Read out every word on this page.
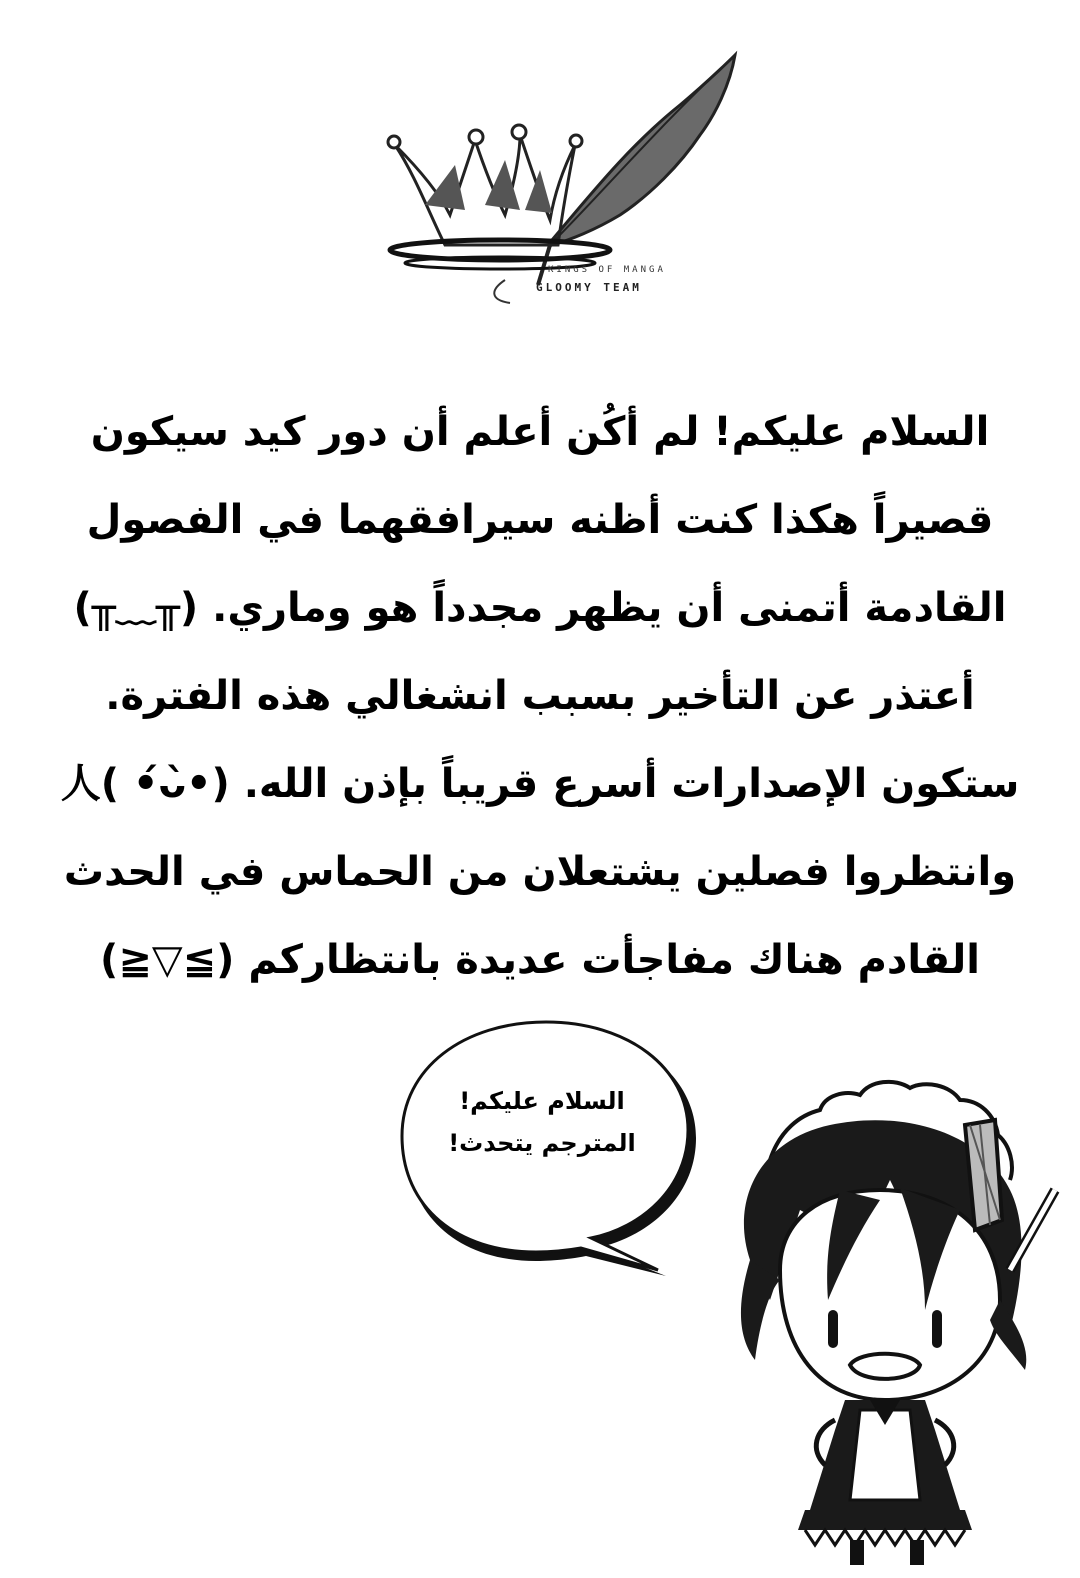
KINGS OF MANGA
GLOOMY TEAM
السلام عليكم! لم أكُن أعلم أن دور كيد سيكون
قصيراً هكذا كنت أظنه سيرافقهما في الفصول
القادمة أتمنى أن يظهر مجدداً هو وماري. (╥﹏╥)
أعتذر عن التأخير بسبب انشغالي هذه الفترة.
ستكون الإصدارات أسرع قريباً بإذن الله. (•̀ᴗ•́ )人
وانتظروا فصلين يشتعلان من الحماس في الحدث
القادم هناك مفاجأت عديدة بانتظاركم (≧▽≦)
السلام عليكم!
المترجم يتحدث!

* AIM OF THE TASK *
Repeat the records word for word. Any picture in them should be left out.

* THE RESPONSE *
Read out every word on this page.
KINGS OF MANGA
GLOOMY TEAM
السلام عليكم! لم أكُن أعلم أن دور كيد سيكون
قصيراً هكذا كنت أظنه سيرافقهما في الفصول
القادمة أتمنى أن يظهر مجدداً هو وماري. (╥﹏╥)
أعتذر عن التأخير بسبب انشغالي هذه الفترة.
ستكون الإصدارات أسرع قريباً بإذن الله. (•̀ᴗ•́ )人
وانتظروا فصلين يشتعلان من الحماس في الحدث
القادم هناك مفاجأت عديدة بانتظاركم (≧▽≦)
السلام عليكم!
المترجم يتحدث!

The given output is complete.